_MATERIAL SHOWN_

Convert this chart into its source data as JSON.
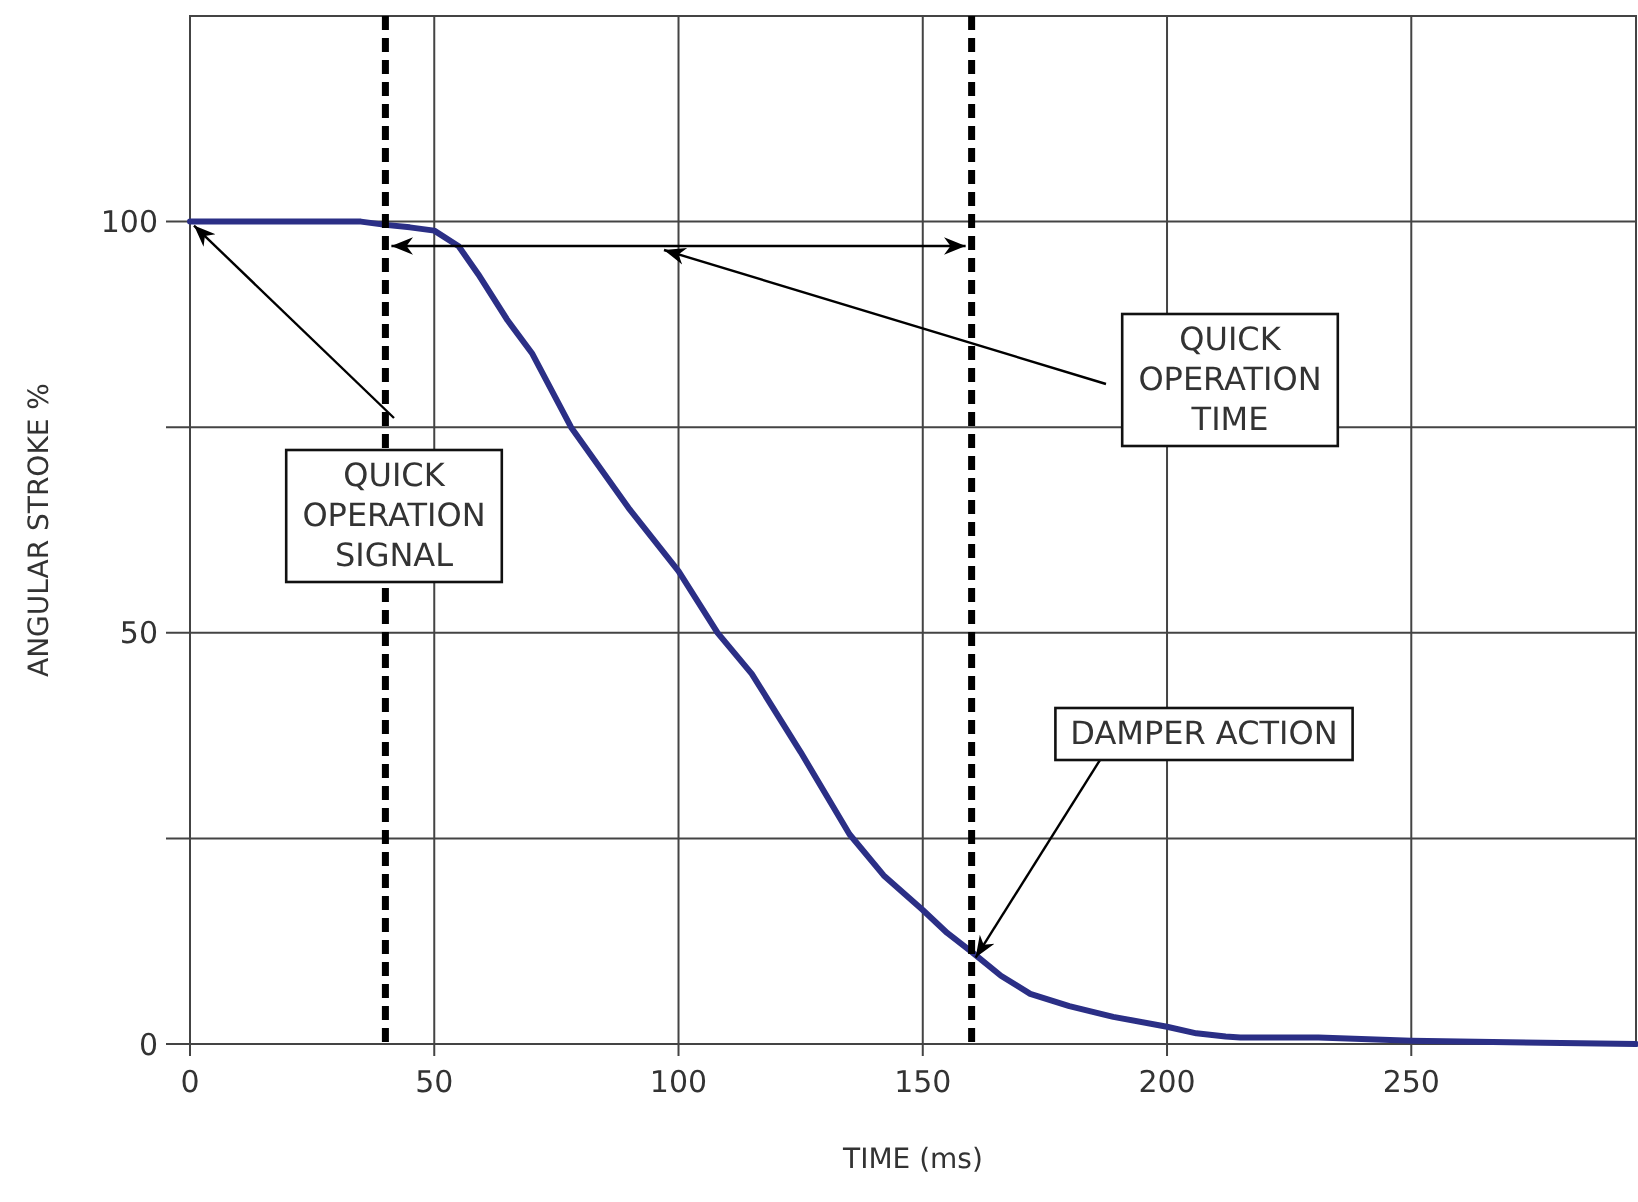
{
  "chart_data": {
    "type": "line",
    "xlabel": "TIME (ms)",
    "ylabel": "ANGULAR STROKE %",
    "xlim": [
      0,
      296
    ],
    "ylim": [
      0,
      125
    ],
    "xticks": [
      0,
      50,
      100,
      150,
      200,
      250
    ],
    "yticks": [
      0,
      {
        "value": 25,
        "label": null
      },
      50,
      {
        "value": 75,
        "label": null
      },
      100
    ],
    "grid": true,
    "marker": "none",
    "line_style": "solid",
    "series": [
      {
        "color": "#2b2f86",
        "x": [
          0,
          20,
          35,
          40,
          45,
          50,
          55,
          59,
          65,
          70,
          78,
          90,
          100,
          108,
          115,
          125,
          135,
          142,
          150,
          155,
          160,
          166,
          172,
          180,
          189,
          200,
          206,
          212,
          215,
          231,
          250,
          270,
          296
        ],
        "values": [
          100,
          100,
          100,
          99.6,
          99.3,
          98.9,
          97,
          93.6,
          88,
          84,
          75,
          65,
          57.5,
          50,
          45,
          35.5,
          25.5,
          20.5,
          16.3,
          13.5,
          11.2,
          8.3,
          6.1,
          4.6,
          3.3,
          2.1,
          1.3,
          0.9,
          0.8,
          0.8,
          0.4,
          0.2,
          0
        ]
      }
    ],
    "ref_lines": [
      {
        "axis": "x",
        "value": 40,
        "color": "#000000",
        "line_style": "dashed"
      },
      {
        "axis": "x",
        "value": 160,
        "color": "#000000",
        "line_style": "dashed"
      }
    ],
    "annotations": [
      {
        "text": "QUICK OPERATION SIGNAL",
        "x": 0,
        "y": 100
      },
      "QUICK OPERATION TIME",
      {
        "text": "DAMPER ACTION",
        "x": 160,
        "y": 11
      }
    ]
  }
}
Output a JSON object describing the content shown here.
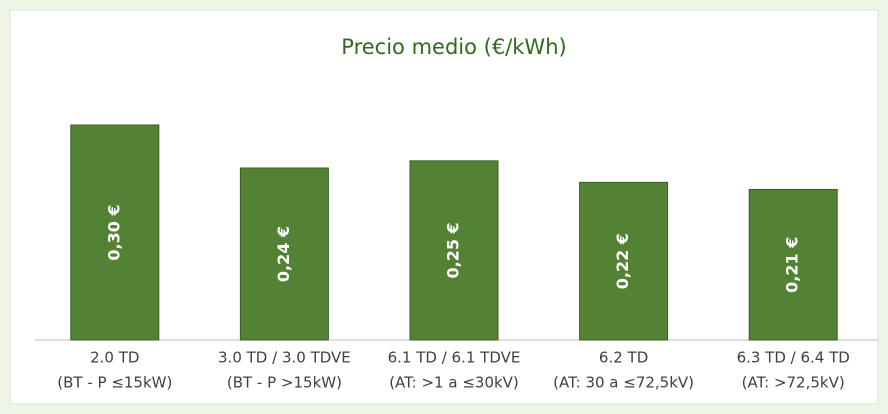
{
  "chart_data": {
    "type": "bar",
    "title": "Precio medio (€/kWh)",
    "categories": [
      [
        "2.0 TD",
        "(BT - P ≤15kW)"
      ],
      [
        "3.0 TD / 3.0 TDVE",
        "(BT - P >15kW)"
      ],
      [
        "6.1 TD / 6.1 TDVE",
        "(AT: >1 a ≤30kV)"
      ],
      [
        "6.2 TD",
        "(AT: 30 a ≤72,5kV)"
      ],
      [
        "6.3 TD / 6.4 TD",
        "(AT: >72,5kV)"
      ]
    ],
    "values": [
      0.3,
      0.24,
      0.25,
      0.22,
      0.21
    ],
    "value_labels": [
      "0,30 €",
      "0,24 €",
      "0,25 €",
      "0,22 €",
      "0,21 €"
    ],
    "color": "#548235"
  }
}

_WORK INSTRUCTIONS_
Extract every line from the records above that contains the word "OPERATION".

_WRITTEN SOLUTION_
        "text": "QUICK OPERATION SIGNAL",
      "QUICK OPERATION TIME",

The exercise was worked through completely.